*Available records*.
==*==

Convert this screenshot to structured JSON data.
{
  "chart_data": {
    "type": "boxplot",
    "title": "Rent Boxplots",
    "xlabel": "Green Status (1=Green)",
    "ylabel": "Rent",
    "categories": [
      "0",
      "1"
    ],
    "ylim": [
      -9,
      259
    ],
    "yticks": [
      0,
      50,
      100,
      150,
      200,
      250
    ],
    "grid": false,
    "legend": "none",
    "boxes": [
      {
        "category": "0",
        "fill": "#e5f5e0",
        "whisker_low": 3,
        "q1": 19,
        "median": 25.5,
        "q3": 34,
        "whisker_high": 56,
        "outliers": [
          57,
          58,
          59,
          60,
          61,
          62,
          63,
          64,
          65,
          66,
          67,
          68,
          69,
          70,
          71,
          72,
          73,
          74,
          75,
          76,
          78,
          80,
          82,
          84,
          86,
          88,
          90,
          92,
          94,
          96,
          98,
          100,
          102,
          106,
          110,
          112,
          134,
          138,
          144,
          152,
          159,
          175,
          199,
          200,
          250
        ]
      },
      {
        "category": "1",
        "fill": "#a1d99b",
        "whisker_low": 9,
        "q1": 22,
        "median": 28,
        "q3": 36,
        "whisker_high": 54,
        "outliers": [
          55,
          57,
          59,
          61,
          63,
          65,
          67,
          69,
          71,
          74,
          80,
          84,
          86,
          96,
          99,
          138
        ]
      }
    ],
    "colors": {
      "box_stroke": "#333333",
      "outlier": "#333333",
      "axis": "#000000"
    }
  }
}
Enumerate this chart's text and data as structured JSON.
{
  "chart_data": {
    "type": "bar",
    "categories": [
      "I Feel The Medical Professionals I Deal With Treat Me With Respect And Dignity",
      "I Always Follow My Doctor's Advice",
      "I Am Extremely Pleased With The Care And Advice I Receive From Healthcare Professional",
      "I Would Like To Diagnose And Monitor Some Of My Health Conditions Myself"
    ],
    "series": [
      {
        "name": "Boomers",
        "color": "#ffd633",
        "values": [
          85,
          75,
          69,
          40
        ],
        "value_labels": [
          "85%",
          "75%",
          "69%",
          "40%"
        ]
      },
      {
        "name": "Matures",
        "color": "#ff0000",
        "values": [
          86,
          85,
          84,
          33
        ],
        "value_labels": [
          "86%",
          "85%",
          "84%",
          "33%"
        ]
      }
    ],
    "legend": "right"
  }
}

==*==

*Work to do*. Extract all of the data exactly as written.

*Written answer*.
Convert this screenshot to structured JSON data.
{
  "chart_data": {
    "type": "boxplot",
    "title": "Rent Boxplots",
    "xlabel": "Green Status (1=Green)",
    "ylabel": "Rent",
    "categories": [
      "0",
      "1"
    ],
    "ylim": [
      -9,
      259
    ],
    "yticks": [
      0,
      50,
      100,
      150,
      200,
      250
    ],
    "grid": false,
    "legend": "none",
    "boxes": [
      {
        "category": "0",
        "fill": "#e5f5e0",
        "whisker_low": 3,
        "q1": 19,
        "median": 25.5,
        "q3": 34,
        "whisker_high": 56,
        "outliers": [
          57,
          58,
          59,
          60,
          61,
          62,
          63,
          64,
          65,
          66,
          67,
          68,
          69,
          70,
          71,
          72,
          73,
          74,
          75,
          76,
          78,
          80,
          82,
          84,
          86,
          88,
          90,
          92,
          94,
          96,
          98,
          100,
          102,
          106,
          110,
          112,
          134,
          138,
          144,
          152,
          159,
          175,
          199,
          200,
          250
        ]
      },
      {
        "category": "1",
        "fill": "#a1d99b",
        "whisker_low": 9,
        "q1": 22,
        "median": 28,
        "q3": 36,
        "whisker_high": 54,
        "outliers": [
          55,
          57,
          59,
          61,
          63,
          65,
          67,
          69,
          71,
          74,
          80,
          84,
          86,
          96,
          99,
          138
        ]
      }
    ],
    "colors": {
      "box_stroke": "#333333",
      "outlier": "#333333",
      "axis": "#000000"
    }
  }
}
Enumerate this chart's text and data as structured JSON.
{
  "chart_data": {
    "type": "bar",
    "categories": [
      "I Feel The Medical Professionals I Deal With Treat Me With Respect And Dignity",
      "I Always Follow My Doctor's Advice",
      "I Am Extremely Pleased With The Care And Advice I Receive From Healthcare Professional",
      "I Would Like To Diagnose And Monitor Some Of My Health Conditions Myself"
    ],
    "series": [
      {
        "name": "Boomers",
        "color": "#ffd633",
        "values": [
          85,
          75,
          69,
          40
        ],
        "value_labels": [
          "85%",
          "75%",
          "69%",
          "40%"
        ]
      },
      {
        "name": "Matures",
        "color": "#ff0000",
        "values": [
          86,
          85,
          84,
          33
        ],
        "value_labels": [
          "86%",
          "85%",
          "84%",
          "33%"
        ]
      }
    ],
    "legend": "right"
  }
}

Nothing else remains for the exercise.